### Problem
Look through the material below. Copy each line that contains the string "Website".

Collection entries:
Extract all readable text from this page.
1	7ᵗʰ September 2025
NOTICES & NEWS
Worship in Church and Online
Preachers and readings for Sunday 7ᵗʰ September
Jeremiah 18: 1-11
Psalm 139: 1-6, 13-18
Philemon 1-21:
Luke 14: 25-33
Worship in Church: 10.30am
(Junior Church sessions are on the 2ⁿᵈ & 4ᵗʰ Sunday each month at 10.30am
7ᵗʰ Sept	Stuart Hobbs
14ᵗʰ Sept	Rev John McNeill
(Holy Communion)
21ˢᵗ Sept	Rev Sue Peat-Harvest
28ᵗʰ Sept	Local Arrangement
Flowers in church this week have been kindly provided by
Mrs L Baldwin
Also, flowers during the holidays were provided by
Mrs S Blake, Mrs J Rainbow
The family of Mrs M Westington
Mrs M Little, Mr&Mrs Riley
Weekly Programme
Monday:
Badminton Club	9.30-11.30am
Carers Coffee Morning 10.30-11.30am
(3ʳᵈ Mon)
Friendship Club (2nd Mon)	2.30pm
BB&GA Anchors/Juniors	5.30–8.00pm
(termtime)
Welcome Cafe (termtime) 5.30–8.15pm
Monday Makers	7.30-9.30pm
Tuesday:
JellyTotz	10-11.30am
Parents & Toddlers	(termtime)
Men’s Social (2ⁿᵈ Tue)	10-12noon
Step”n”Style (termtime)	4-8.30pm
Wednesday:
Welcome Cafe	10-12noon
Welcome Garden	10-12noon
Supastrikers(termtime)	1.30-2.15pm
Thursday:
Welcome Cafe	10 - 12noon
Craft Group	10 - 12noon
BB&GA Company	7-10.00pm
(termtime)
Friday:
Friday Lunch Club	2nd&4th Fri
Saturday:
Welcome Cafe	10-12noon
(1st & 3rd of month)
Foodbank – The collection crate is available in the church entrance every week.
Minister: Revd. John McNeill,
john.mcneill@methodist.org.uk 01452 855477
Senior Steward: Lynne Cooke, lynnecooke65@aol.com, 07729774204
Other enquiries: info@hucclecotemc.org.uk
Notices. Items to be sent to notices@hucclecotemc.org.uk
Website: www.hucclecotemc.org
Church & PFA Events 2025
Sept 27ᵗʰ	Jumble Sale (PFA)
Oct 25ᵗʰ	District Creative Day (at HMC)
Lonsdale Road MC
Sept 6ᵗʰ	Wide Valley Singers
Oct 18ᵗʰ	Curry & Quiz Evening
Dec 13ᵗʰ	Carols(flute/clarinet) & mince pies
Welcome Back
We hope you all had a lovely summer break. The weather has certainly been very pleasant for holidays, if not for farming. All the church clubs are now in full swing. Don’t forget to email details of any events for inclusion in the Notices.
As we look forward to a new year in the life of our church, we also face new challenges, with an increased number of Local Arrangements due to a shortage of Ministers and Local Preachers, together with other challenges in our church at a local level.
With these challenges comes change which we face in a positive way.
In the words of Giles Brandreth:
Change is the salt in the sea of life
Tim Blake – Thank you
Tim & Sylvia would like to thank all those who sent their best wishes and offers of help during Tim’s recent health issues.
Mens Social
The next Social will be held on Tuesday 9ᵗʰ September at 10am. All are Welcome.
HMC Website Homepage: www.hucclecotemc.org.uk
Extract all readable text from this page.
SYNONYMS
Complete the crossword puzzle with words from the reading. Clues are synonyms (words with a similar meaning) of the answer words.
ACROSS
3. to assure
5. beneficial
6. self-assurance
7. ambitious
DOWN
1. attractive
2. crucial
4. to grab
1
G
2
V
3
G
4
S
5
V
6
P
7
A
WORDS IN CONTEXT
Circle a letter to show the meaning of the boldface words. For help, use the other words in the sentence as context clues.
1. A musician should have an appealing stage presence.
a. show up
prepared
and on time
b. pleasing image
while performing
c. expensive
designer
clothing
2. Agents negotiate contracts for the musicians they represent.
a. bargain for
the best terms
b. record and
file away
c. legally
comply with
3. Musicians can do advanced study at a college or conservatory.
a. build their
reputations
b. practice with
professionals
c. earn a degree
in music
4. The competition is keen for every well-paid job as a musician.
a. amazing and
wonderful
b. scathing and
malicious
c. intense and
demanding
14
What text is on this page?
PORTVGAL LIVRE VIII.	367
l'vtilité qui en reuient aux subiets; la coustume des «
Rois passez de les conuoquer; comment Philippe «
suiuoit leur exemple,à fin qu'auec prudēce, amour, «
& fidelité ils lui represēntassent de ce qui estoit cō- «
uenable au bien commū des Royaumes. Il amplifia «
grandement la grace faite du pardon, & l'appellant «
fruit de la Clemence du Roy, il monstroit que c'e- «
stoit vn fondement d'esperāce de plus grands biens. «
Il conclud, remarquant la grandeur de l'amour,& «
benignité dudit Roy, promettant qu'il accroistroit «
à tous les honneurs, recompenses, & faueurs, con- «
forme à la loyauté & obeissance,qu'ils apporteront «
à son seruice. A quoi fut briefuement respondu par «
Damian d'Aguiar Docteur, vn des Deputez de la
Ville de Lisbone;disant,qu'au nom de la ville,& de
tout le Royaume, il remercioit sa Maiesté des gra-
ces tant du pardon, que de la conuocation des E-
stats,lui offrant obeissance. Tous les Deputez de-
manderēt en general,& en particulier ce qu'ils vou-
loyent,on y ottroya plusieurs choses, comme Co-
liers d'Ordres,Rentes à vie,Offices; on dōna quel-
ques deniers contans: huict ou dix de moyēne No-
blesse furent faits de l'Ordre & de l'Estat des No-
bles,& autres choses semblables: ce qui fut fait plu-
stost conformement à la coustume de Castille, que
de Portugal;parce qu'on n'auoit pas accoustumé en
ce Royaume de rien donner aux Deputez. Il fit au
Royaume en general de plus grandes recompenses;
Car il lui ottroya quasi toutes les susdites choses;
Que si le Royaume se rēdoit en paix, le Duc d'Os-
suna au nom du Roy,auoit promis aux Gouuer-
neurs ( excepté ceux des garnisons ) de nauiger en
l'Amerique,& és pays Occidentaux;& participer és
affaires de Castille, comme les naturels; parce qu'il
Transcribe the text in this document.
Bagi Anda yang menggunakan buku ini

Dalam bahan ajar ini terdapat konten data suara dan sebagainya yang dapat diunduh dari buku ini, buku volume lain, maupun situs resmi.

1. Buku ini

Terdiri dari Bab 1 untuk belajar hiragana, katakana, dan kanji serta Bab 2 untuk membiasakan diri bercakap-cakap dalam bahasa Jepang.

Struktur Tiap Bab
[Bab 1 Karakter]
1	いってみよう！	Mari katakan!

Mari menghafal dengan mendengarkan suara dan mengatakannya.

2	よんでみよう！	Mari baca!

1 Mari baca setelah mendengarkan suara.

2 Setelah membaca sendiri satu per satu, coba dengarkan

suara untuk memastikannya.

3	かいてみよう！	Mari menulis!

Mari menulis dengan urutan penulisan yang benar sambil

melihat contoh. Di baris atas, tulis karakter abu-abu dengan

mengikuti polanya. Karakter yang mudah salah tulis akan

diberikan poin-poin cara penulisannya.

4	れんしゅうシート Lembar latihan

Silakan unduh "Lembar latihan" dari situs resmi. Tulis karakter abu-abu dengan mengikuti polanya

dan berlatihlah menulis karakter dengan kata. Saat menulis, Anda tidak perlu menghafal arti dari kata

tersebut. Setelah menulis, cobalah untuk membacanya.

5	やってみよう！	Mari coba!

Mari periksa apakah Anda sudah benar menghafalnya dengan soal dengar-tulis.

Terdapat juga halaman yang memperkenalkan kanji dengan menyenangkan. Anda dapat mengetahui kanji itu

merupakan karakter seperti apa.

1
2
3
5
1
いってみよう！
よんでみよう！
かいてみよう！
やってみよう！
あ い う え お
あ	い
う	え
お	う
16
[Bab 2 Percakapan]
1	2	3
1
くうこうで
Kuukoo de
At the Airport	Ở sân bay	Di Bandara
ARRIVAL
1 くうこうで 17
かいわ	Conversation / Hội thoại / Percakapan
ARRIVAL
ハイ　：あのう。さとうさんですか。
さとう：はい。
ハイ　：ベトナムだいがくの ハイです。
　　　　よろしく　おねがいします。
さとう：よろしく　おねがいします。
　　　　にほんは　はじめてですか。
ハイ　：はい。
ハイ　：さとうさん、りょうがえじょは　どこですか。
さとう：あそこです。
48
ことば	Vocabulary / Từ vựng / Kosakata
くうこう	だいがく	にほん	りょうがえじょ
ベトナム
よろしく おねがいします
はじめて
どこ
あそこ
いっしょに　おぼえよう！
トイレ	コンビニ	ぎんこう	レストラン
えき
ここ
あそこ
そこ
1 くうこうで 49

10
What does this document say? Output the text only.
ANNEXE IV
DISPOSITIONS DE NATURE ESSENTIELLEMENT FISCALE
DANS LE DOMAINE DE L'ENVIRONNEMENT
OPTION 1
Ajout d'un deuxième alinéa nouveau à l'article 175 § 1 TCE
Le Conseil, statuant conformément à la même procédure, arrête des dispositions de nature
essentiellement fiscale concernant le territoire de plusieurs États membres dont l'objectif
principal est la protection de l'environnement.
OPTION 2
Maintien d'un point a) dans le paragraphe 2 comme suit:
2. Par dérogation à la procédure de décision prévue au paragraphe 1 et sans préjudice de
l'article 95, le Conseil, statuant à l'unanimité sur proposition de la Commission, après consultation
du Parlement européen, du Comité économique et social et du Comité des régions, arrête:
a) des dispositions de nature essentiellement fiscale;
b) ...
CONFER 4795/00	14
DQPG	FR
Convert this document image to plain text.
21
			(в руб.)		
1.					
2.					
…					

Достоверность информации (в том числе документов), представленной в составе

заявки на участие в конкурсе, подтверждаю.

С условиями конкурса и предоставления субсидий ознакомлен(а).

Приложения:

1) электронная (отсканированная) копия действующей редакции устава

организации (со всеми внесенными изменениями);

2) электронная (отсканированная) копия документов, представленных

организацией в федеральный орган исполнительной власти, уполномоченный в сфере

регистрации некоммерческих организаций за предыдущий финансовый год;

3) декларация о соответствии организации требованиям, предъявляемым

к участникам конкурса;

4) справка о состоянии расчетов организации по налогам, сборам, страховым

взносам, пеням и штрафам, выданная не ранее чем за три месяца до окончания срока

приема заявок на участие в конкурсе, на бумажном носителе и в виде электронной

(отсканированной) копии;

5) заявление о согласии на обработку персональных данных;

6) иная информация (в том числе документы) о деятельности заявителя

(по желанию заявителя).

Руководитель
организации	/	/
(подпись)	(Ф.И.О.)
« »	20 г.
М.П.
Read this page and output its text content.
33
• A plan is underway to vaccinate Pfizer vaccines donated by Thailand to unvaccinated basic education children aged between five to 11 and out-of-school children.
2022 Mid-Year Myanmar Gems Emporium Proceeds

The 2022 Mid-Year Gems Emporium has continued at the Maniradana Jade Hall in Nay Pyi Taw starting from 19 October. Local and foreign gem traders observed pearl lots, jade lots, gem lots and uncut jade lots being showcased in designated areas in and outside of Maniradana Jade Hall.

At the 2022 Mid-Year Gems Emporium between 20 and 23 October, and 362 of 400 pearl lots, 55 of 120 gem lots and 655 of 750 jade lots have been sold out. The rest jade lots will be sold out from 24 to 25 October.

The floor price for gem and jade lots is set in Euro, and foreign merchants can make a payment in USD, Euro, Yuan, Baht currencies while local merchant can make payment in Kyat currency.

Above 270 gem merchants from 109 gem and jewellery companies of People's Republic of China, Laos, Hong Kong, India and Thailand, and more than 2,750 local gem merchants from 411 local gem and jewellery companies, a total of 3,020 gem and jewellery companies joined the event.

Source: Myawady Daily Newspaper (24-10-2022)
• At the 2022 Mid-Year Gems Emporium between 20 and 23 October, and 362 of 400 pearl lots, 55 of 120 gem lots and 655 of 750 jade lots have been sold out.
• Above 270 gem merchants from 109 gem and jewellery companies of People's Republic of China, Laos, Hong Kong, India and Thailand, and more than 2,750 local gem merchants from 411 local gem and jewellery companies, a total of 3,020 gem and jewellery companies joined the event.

### Worked solution
Website: www.hucclecotemc.org
HMC Website Homepage: www.hucclecotemc.org.uk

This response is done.